═══ PROVIDED DATA ═══

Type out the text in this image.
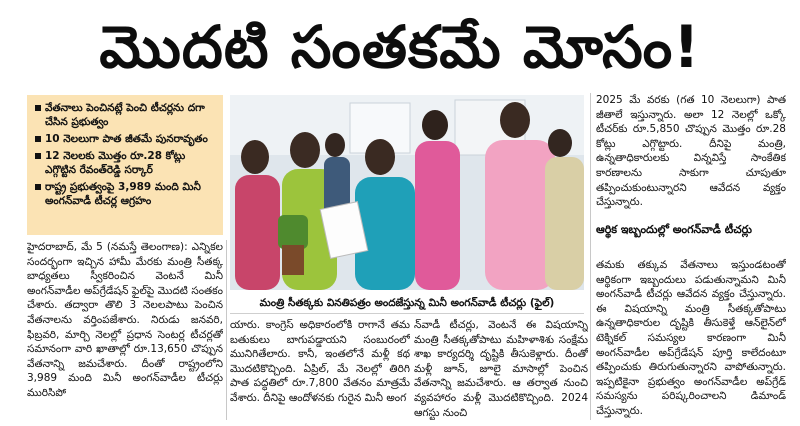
మొదటి సంతకమే మోసం!
వేతనాలు పెంచినట్లే పెంచి టీచర్లను దగా చేసిన ప్రభుత్వం
10 నెలలుగా పాత జీతమే పునరావృతం
12 నెలలకు మొత్తం రూ.28 కోట్లు ఎగ్గొట్టిన రేవంత్‌రెడ్డి సర్కార్
రాష్ట్ర ప్రభుత్వంపై 3,989 మంది మినీ అంగన్‌వాడీ టీచర్ల ఆగ్రహం
మంత్రి సీతక్కకు వినతిపత్రం అందజేస్తున్న మినీ అంగన్‌వాడీ టీచర్లు (ఫైల్)
హైదరాబాద్, మే 5 (నమస్తే తెలంగాణ): ఎన్నికల సందర్భంగా ఇచ్చిన హామీ మేరకు మంత్రి సీతక్క బాధ్యతలు స్వీకరించిన వెంటనే మినీ అంగన్‌వాడీల అప్‌గ్రేడేషన్ ఫైల్‌పై మొదటి సంతకం చేశారు. తద్వారా తొలి 3 నెలలపాటు పెంచిన వేతనాలను వర్తింపజేశారు. నిరుడు జనవరి, ఫిబ్రవరి, మార్చి నెలల్లో ప్రధాన సెంటర్ల టీచర్లతో సమానంగా వారి ఖాతాల్లో రూ.13,650 చొప్పున వేతనాన్ని జమచేశారు. దీంతో రాష్ట్రంలోని 3,989 మంది మినీ అంగన్‌వాడీల టీచర్లు మురిసిపో
యారు. కాంగ్రెస్ అధికారంలోకి రాగానే తమ బతుకులు బాగుపడ్డాయని సంబురంలో మునిగితేలారు. కానీ, ఇంతలోనే మళ్లీ కథ మొదటికొచ్చింది. ఏప్రిల్, మే నెలల్లో తిరిగి పాత పద్ధతిలో రూ.7,800 వేతనం మాత్రమే వేశారు. దీనిపై ఆందోళనకు గురైన మినీ అంగ
న్‌వాడీ టీచర్లు, వెంటనే ఈ విషయాన్ని మంత్రి సీతక్కతోపాటు మహిళాశిశు సంక్షేమ శాఖ కార్యదర్శి దృష్టికి తీసుకెళ్లారు. దీంతో మళ్లీ జూన్, జూలై మాసాల్లో పెంచిన వేతనాన్ని జమచేశారు. ఆ తర్వాత నుంచి వ్యవహారం మళ్లీ మొదటికొచ్చింది. 2024 ఆగస్టు నుంచి
2025 మే వరకు (గత 10 నెలలుగా) పాత జీతాలే ఇస్తున్నారు. అలా 12 నెలల్లో ఒక్కో టీచర్‌కు రూ.5,850 చొప్పున మొత్తం రూ.28 కోట్లు ఎగ్గొట్టారు. దీనిపై మంత్రి, ఉన్నతాధికారులకు విన్నవిస్తే సాంకేతిక కారణాలను సాకుగా చూపుతూ తప్పించుకుంటున్నారని ఆవేదన వ్యక్తం చేస్తున్నారు.
ఆర్థిక ఇబ్బందుల్లో అంగన్‌వాడీ టీచర్లు
తమకు తక్కువ వేతనాలు ఇస్తుండటంతో ఆర్థికంగా ఇబ్బందులు పడుతున్నామని మినీ అంగన్‌వాడీ టీచర్లు ఆవేదన వ్యక్తం చేస్తున్నారు. ఈ విషయాన్ని మంత్రి సీతక్కతోపాటు ఉన్నతాధికారుల దృష్టికి తీసుకెళ్తే ఆన్‌లైన్‌లో టెక్నికల్ సమస్యల కారణంగా మినీ అంగన్‌వాడీల అప్‌గ్రేడేషన్ పూర్తి కాలేదంటూ తప్పించుకు తిరుగుతున్నారని వాపోతున్నారు. ఇప్పటికైనా ప్రభుత్వం అంగన్‌వాడీల అప్‌గ్రేడ్ సమస్యను పరిష్కరించాలని డిమాండ్ చేస్తున్నారు.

═══

DO THIS -> From the listing, extract all text exactly as given and drop any picture.

OUTPUT BELOW ->
Type out the text in this image.
మొదటి సంతకమే మోసం!
వేతనాలు పెంచినట్లే పెంచి టీచర్లను దగా చేసిన ప్రభుత్వం
10 నెలలుగా పాత జీతమే పునరావృతం
12 నెలలకు మొత్తం రూ.28 కోట్లు ఎగ్గొట్టిన రేవంత్‌రెడ్డి సర్కార్
రాష్ట్ర ప్రభుత్వంపై 3,989 మంది మినీ అంగన్‌వాడీ టీచర్ల ఆగ్రహం
మంత్రి సీతక్కకు వినతిపత్రం అందజేస్తున్న మినీ అంగన్‌వాడీ టీచర్లు (ఫైల్)
హైదరాబాద్, మే 5 (నమస్తే తెలంగాణ): ఎన్నికల సందర్భంగా ఇచ్చిన హామీ మేరకు మంత్రి సీతక్క బాధ్యతలు స్వీకరించిన వెంటనే మినీ అంగన్‌వాడీల అప్‌గ్రేడేషన్ ఫైల్‌పై మొదటి సంతకం చేశారు. తద్వారా తొలి 3 నెలలపాటు పెంచిన వేతనాలను వర్తింపజేశారు. నిరుడు జనవరి, ఫిబ్రవరి, మార్చి నెలల్లో ప్రధాన సెంటర్ల టీచర్లతో సమానంగా వారి ఖాతాల్లో రూ.13,650 చొప్పున వేతనాన్ని జమచేశారు. దీంతో రాష్ట్రంలోని 3,989 మంది మినీ అంగన్‌వాడీల టీచర్లు మురిసిపో
యారు. కాంగ్రెస్ అధికారంలోకి రాగానే తమ బతుకులు బాగుపడ్డాయని సంబురంలో మునిగితేలారు. కానీ, ఇంతలోనే మళ్లీ కథ మొదటికొచ్చింది. ఏప్రిల్, మే నెలల్లో తిరిగి పాత పద్ధతిలో రూ.7,800 వేతనం మాత్రమే వేశారు. దీనిపై ఆందోళనకు గురైన మినీ అంగ
న్‌వాడీ టీచర్లు, వెంటనే ఈ విషయాన్ని మంత్రి సీతక్కతోపాటు మహిళాశిశు సంక్షేమ శాఖ కార్యదర్శి దృష్టికి తీసుకెళ్లారు. దీంతో మళ్లీ జూన్, జూలై మాసాల్లో పెంచిన వేతనాన్ని జమచేశారు. ఆ తర్వాత నుంచి వ్యవహారం మళ్లీ మొదటికొచ్చింది. 2024 ఆగస్టు నుంచి
2025 మే వరకు (గత 10 నెలలుగా) పాత జీతాలే ఇస్తున్నారు. అలా 12 నెలల్లో ఒక్కో టీచర్‌కు రూ.5,850 చొప్పున మొత్తం రూ.28 కోట్లు ఎగ్గొట్టారు. దీనిపై మంత్రి, ఉన్నతాధికారులకు విన్నవిస్తే సాంకేతిక కారణాలను సాకుగా చూపుతూ తప్పించుకుంటున్నారని ఆవేదన వ్యక్తం చేస్తున్నారు.
ఆర్థిక ఇబ్బందుల్లో అంగన్‌వాడీ టీచర్లు
తమకు తక్కువ వేతనాలు ఇస్తుండటంతో ఆర్థికంగా ఇబ్బందులు పడుతున్నామని మినీ అంగన్‌వాడీ టీచర్లు ఆవేదన వ్యక్తం చేస్తున్నారు. ఈ విషయాన్ని మంత్రి సీతక్కతోపాటు ఉన్నతాధికారుల దృష్టికి తీసుకెళ్తే ఆన్‌లైన్‌లో టెక్నికల్ సమస్యల కారణంగా మినీ అంగన్‌వాడీల అప్‌గ్రేడేషన్ పూర్తి కాలేదంటూ తప్పించుకు తిరుగుతున్నారని వాపోతున్నారు. ఇప్పటికైనా ప్రభుత్వం అంగన్‌వాడీల అప్‌గ్రేడ్ సమస్యను పరిష్కరించాలని డిమాండ్ చేస్తున్నారు.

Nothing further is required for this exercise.